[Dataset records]
/---
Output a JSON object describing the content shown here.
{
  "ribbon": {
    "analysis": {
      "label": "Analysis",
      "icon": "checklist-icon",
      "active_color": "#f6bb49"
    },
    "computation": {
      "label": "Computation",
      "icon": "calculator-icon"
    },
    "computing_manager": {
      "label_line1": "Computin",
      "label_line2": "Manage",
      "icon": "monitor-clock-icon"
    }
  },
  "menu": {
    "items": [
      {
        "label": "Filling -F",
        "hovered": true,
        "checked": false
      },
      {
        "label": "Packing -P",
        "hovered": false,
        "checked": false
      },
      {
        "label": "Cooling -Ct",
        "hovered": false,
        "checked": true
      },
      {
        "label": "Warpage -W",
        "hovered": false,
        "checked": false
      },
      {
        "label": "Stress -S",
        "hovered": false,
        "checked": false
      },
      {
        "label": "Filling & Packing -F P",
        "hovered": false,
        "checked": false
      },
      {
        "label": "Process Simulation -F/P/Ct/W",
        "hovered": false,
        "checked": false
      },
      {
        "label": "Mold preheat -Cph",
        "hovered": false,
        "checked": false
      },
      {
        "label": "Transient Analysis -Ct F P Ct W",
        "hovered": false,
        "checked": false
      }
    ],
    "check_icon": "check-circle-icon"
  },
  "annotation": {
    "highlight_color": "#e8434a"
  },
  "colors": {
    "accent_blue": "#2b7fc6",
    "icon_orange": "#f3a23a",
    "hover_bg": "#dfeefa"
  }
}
\---
• What needs to be done: Your task is to transcribe the listing above in full, exactly as given.

• Correct result:
Output a JSON object describing the content shown here.
{
  "ribbon": {
    "analysis": {
      "label": "Analysis",
      "icon": "checklist-icon",
      "active_color": "#f6bb49"
    },
    "computation": {
      "label": "Computation",
      "icon": "calculator-icon"
    },
    "computing_manager": {
      "label_line1": "Computin",
      "label_line2": "Manage",
      "icon": "monitor-clock-icon"
    }
  },
  "menu": {
    "items": [
      {
        "label": "Filling -F",
        "hovered": true,
        "checked": false
      },
      {
        "label": "Packing -P",
        "hovered": false,
        "checked": false
      },
      {
        "label": "Cooling -Ct",
        "hovered": false,
        "checked": true
      },
      {
        "label": "Warpage -W",
        "hovered": false,
        "checked": false
      },
      {
        "label": "Stress -S",
        "hovered": false,
        "checked": false
      },
      {
        "label": "Filling & Packing -F P",
        "hovered": false,
        "checked": false
      },
      {
        "label": "Process Simulation -F/P/Ct/W",
        "hovered": false,
        "checked": false
      },
      {
        "label": "Mold preheat -Cph",
        "hovered": false,
        "checked": false
      },
      {
        "label": "Transient Analysis -Ct F P Ct W",
        "hovered": false,
        "checked": false
      }
    ],
    "check_icon": "check-circle-icon"
  },
  "annotation": {
    "highlight_color": "#e8434a"
  },
  "colors": {
    "accent_blue": "#2b7fc6",
    "icon_orange": "#f3a23a",
    "hover_bg": "#dfeefa"
  }
}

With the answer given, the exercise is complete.